-- Start of Provided entries --

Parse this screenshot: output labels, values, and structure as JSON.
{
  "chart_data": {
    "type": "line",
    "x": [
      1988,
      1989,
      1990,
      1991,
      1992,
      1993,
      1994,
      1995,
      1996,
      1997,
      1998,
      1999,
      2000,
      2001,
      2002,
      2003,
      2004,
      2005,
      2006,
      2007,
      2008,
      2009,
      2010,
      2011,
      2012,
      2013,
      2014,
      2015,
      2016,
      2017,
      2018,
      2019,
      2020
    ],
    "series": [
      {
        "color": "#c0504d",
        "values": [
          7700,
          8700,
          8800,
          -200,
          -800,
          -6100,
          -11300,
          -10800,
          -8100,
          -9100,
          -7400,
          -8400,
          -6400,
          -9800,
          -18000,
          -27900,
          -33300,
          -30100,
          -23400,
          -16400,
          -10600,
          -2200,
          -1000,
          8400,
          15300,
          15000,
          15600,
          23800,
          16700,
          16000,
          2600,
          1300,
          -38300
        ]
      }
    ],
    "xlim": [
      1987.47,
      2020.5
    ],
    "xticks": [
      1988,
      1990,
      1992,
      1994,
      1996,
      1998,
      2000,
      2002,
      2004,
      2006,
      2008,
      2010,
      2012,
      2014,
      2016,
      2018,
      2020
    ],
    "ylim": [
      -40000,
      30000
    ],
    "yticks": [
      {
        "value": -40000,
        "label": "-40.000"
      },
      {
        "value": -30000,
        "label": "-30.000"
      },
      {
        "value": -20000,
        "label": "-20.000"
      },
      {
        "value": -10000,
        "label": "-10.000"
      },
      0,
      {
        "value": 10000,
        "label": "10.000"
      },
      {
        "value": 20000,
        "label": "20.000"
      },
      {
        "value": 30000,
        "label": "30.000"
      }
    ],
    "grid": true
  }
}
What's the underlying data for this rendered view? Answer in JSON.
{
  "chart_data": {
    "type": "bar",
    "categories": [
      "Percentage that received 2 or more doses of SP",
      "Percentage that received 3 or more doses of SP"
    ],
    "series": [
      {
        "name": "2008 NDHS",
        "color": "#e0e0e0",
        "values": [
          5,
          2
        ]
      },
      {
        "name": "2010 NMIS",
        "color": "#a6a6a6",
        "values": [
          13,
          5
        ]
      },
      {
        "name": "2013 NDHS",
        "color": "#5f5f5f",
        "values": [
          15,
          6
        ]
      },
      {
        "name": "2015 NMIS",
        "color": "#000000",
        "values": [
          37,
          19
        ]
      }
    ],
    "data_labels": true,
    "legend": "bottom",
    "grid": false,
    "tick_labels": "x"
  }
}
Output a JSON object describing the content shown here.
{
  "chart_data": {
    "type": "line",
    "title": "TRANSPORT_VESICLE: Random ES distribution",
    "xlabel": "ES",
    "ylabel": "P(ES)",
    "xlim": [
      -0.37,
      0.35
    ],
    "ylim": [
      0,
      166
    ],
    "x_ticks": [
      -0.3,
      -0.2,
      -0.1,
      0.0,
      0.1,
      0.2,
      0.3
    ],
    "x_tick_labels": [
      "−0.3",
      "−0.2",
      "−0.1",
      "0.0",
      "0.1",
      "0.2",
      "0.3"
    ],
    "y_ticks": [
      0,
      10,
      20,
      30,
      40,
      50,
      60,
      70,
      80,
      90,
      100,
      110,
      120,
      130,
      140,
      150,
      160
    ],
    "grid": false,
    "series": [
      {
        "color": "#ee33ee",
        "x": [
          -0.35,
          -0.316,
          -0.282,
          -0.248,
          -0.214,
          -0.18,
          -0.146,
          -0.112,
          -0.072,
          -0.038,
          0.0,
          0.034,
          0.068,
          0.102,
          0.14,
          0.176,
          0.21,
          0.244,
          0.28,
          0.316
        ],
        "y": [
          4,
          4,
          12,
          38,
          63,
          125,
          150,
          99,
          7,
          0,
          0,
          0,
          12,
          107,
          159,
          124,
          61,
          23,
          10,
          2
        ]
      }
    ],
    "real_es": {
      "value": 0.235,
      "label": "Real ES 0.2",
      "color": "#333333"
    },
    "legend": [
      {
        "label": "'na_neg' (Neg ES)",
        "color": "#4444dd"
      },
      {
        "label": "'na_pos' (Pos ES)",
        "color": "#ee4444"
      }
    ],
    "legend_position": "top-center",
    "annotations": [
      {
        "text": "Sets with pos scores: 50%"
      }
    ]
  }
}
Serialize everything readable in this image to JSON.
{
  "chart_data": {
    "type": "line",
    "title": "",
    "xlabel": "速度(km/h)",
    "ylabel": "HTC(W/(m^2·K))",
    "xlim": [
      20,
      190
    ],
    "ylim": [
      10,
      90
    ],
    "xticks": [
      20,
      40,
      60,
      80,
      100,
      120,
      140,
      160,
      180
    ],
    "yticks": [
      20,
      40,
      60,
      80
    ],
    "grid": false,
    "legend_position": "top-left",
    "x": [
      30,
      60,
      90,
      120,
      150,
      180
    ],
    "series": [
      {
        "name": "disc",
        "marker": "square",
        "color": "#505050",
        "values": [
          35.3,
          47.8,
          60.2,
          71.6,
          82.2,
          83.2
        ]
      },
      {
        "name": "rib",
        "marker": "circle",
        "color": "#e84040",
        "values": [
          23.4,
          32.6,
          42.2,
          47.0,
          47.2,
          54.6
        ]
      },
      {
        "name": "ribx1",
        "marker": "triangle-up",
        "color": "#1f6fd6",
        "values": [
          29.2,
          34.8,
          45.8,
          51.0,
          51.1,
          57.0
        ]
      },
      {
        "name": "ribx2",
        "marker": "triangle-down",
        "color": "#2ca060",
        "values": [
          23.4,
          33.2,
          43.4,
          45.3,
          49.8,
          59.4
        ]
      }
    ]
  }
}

-- End of Provided entries --

Exercise
Find each line holding the string "received" and copy it out.

Task solution
      "Percentage that received 2 or more doses of SP",
      "Percentage that received 3 or more doses of SP"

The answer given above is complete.